* _Extracted data_:
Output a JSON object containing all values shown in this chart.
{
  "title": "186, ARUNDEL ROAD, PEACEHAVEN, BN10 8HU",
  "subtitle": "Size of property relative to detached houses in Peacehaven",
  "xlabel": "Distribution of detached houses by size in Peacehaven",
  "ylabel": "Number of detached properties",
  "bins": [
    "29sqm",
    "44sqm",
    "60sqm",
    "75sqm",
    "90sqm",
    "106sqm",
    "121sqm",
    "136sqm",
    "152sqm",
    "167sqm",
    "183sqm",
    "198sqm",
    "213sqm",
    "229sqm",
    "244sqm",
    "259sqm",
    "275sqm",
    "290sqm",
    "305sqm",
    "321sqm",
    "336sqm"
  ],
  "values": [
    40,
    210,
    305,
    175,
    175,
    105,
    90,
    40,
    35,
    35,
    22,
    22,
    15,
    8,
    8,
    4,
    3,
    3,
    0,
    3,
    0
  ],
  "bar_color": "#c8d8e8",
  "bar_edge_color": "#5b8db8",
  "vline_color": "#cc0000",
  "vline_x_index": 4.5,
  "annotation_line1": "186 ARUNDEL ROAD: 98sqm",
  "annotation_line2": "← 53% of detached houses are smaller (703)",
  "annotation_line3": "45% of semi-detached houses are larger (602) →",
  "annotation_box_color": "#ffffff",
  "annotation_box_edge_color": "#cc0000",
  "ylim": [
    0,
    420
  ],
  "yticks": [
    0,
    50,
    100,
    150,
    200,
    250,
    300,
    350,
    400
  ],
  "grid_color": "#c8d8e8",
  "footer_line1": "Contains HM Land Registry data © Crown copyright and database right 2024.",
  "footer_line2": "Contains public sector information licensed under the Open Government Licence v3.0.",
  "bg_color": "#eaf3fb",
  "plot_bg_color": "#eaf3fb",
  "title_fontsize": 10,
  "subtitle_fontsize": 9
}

* _Required work_:
Above are some records; extract every one of them exactly.

* _Output of the exercise_:
Output a JSON object containing all values shown in this chart.
{
  "title": "186, ARUNDEL ROAD, PEACEHAVEN, BN10 8HU",
  "subtitle": "Size of property relative to detached houses in Peacehaven",
  "xlabel": "Distribution of detached houses by size in Peacehaven",
  "ylabel": "Number of detached properties",
  "bins": [
    "29sqm",
    "44sqm",
    "60sqm",
    "75sqm",
    "90sqm",
    "106sqm",
    "121sqm",
    "136sqm",
    "152sqm",
    "167sqm",
    "183sqm",
    "198sqm",
    "213sqm",
    "229sqm",
    "244sqm",
    "259sqm",
    "275sqm",
    "290sqm",
    "305sqm",
    "321sqm",
    "336sqm"
  ],
  "values": [
    40,
    210,
    305,
    175,
    175,
    105,
    90,
    40,
    35,
    35,
    22,
    22,
    15,
    8,
    8,
    4,
    3,
    3,
    0,
    3,
    0
  ],
  "bar_color": "#c8d8e8",
  "bar_edge_color": "#5b8db8",
  "vline_color": "#cc0000",
  "vline_x_index": 4.5,
  "annotation_line1": "186 ARUNDEL ROAD: 98sqm",
  "annotation_line2": "← 53% of detached houses are smaller (703)",
  "annotation_line3": "45% of semi-detached houses are larger (602) →",
  "annotation_box_color": "#ffffff",
  "annotation_box_edge_color": "#cc0000",
  "ylim": [
    0,
    420
  ],
  "yticks": [
    0,
    50,
    100,
    150,
    200,
    250,
    300,
    350,
    400
  ],
  "grid_color": "#c8d8e8",
  "footer_line1": "Contains HM Land Registry data © Crown copyright and database right 2024.",
  "footer_line2": "Contains public sector information licensed under the Open Government Licence v3.0.",
  "bg_color": "#eaf3fb",
  "plot_bg_color": "#eaf3fb",
  "title_fontsize": 10,
  "subtitle_fontsize": 9
}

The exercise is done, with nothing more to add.